Extracts from a graphics dataset:

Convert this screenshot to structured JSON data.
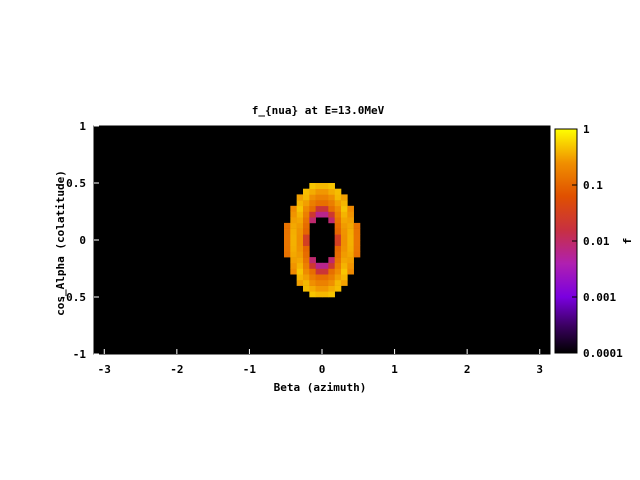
{
  "chart_data": {
    "type": "heatmap",
    "title": "f_{nua} at E=13.0MeV",
    "xlabel": "Beta (azimuth)",
    "ylabel": "cos_Alpha (colatitude)",
    "colorbar_label": "f",
    "xlim": [
      -3.14159,
      3.14159
    ],
    "ylim": [
      -1,
      1
    ],
    "x_ticks": [
      "-3",
      "-2",
      "-1",
      "0",
      "1",
      "2",
      "3"
    ],
    "x_tick_values": [
      -3,
      -2,
      -1,
      0,
      1,
      2,
      3
    ],
    "y_ticks": [
      "1",
      "0.5",
      "0",
      "-0.5",
      "-1"
    ],
    "y_tick_values": [
      1,
      0.5,
      0,
      -0.5,
      -1
    ],
    "colorbar_scale": "log",
    "colorbar_range": [
      0.0001,
      1
    ],
    "colorbar_ticks": [
      "1",
      "0.1",
      "0.01",
      "0.001",
      "0.0001"
    ],
    "colorbar_tick_values": [
      1,
      0.1,
      0.01,
      0.001,
      0.0001
    ],
    "background_value": 0.0001,
    "feature": {
      "shape": "elliptical ring",
      "center": [
        0,
        0
      ],
      "outer_half_width_beta": 0.5,
      "outer_half_height_cos_alpha": 0.5,
      "inner_half_width_beta": 0.22,
      "inner_half_height_cos_alpha": 0.3,
      "ring_value_range": [
        0.05,
        0.5
      ],
      "inner_edge_value": 0.005
    },
    "grid": false,
    "legend": "colorbar-right"
  }
}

■ TASK OBJECTIVE
Leave the pictures out, and transcribe each of the records exactly.

■ THE RESULT
Convert this screenshot to structured JSON data.
{
  "chart_data": {
    "type": "heatmap",
    "title": "f_{nua} at E=13.0MeV",
    "xlabel": "Beta (azimuth)",
    "ylabel": "cos_Alpha (colatitude)",
    "colorbar_label": "f",
    "xlim": [
      -3.14159,
      3.14159
    ],
    "ylim": [
      -1,
      1
    ],
    "x_ticks": [
      "-3",
      "-2",
      "-1",
      "0",
      "1",
      "2",
      "3"
    ],
    "x_tick_values": [
      -3,
      -2,
      -1,
      0,
      1,
      2,
      3
    ],
    "y_ticks": [
      "1",
      "0.5",
      "0",
      "-0.5",
      "-1"
    ],
    "y_tick_values": [
      1,
      0.5,
      0,
      -0.5,
      -1
    ],
    "colorbar_scale": "log",
    "colorbar_range": [
      0.0001,
      1
    ],
    "colorbar_ticks": [
      "1",
      "0.1",
      "0.01",
      "0.001",
      "0.0001"
    ],
    "colorbar_tick_values": [
      1,
      0.1,
      0.01,
      0.001,
      0.0001
    ],
    "background_value": 0.0001,
    "feature": {
      "shape": "elliptical ring",
      "center": [
        0,
        0
      ],
      "outer_half_width_beta": 0.5,
      "outer_half_height_cos_alpha": 0.5,
      "inner_half_width_beta": 0.22,
      "inner_half_height_cos_alpha": 0.3,
      "ring_value_range": [
        0.05,
        0.5
      ],
      "inner_edge_value": 0.005
    },
    "grid": false,
    "legend": "colorbar-right"
  }
}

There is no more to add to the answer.